→ Material for this exercise

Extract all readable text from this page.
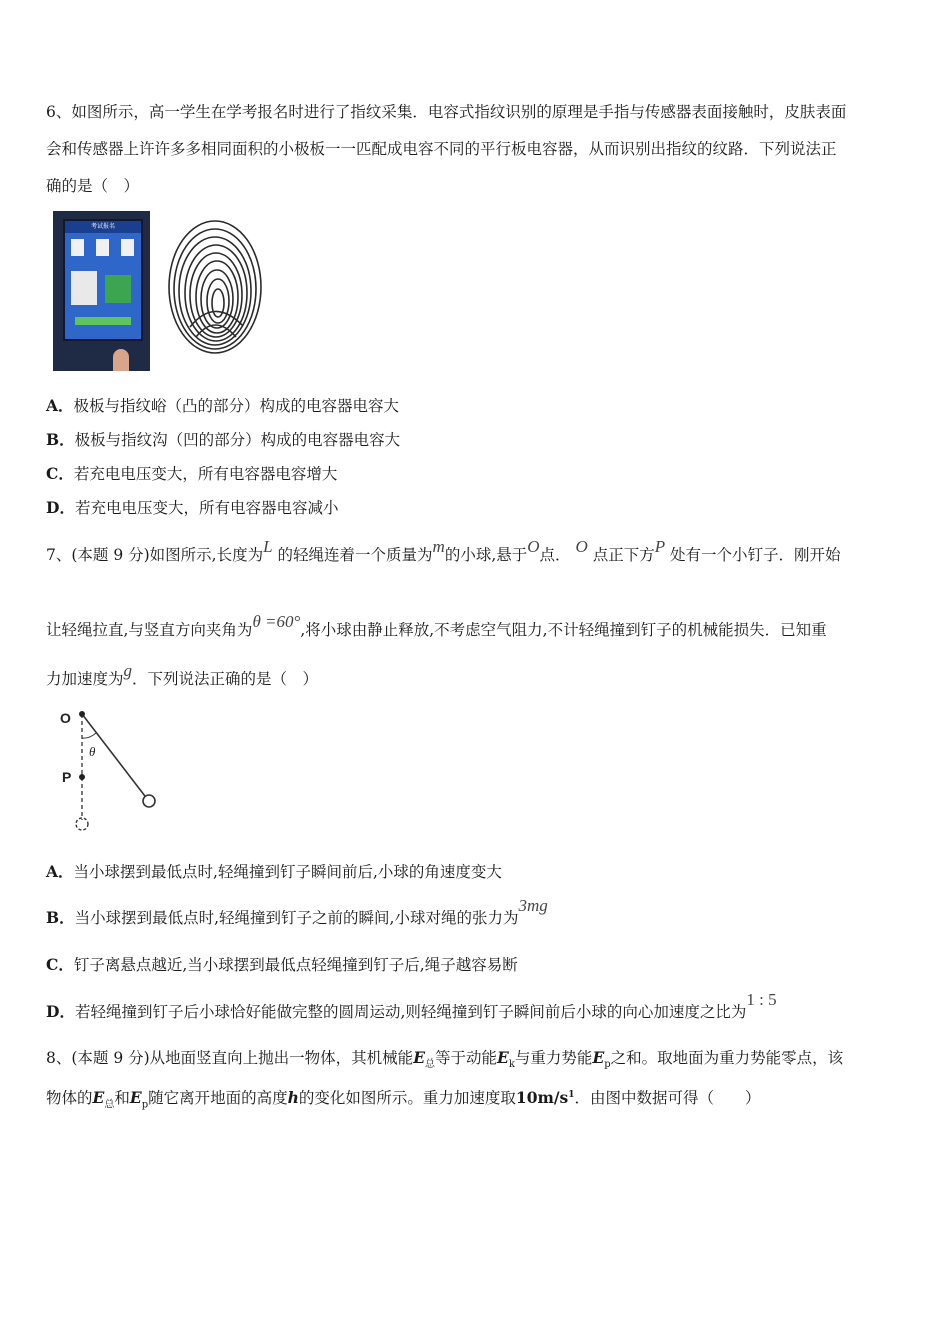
6、如图所示，高一学生在学考报名时进行了指纹采集．电容式指纹识别的原理是手指与传感器表面接触时，皮肤表面
会和传感器上许许多多相同面积的小极板一一匹配成电容不同的平行板电容器，从而识别出指纹的纹路．下列说法正
确的是（　）
考试报名
A．极板与指纹峪（凸的部分）构成的电容器电容大
B．极板与指纹沟（凹的部分）构成的电容器电容大
C．若充电电压变大，所有电容器电容增大
D．若充电电压变大，所有电容器电容减小
7、(本题 9 分)如图所示,长度为L 的轻绳连着一个质量为m的小球,悬于O点． O 点正下方P 处有一个小钉子．刚开始
让轻绳拉直,与竖直方向夹角为θ =60°,将小球由静止释放,不考虑空气阻力,不计轻绳撞到钉子的机械能损失．已知重
力加速度为g．下列说法正确的是（　）
O
P
θ
A．当小球摆到最低点时,轻绳撞到钉子瞬间前后,小球的角速度变大
B．当小球摆到最低点时,轻绳撞到钉子之前的瞬间,小球对绳的张力为3mg
C．钉子离悬点越近,当小球摆到最低点轻绳撞到钉子后,绳子越容易断
D．若轻绳撞到钉子后小球恰好能做完整的圆周运动,则轻绳撞到钉子瞬间前后小球的向心加速度之比为1 : 5
8、(本题 9 分)从地面竖直向上抛出一物体，其机械能$E_总$等于动能$E_k$与重力势能$E_p$之和。取地面为重力势能零点，该
物体的$E_总$和$E_p$随它离开地面的高度h的变化如图所示。重力加速度取$10m/s^1$．由图中数据可得（　　）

→ Task requirements
Extract every line from the records above that contains the word "若充电电压变大".

→ Solution to this problem
C．若充电电压变大，所有电容器电容增大
D．若充电电压变大，所有电容器电容减小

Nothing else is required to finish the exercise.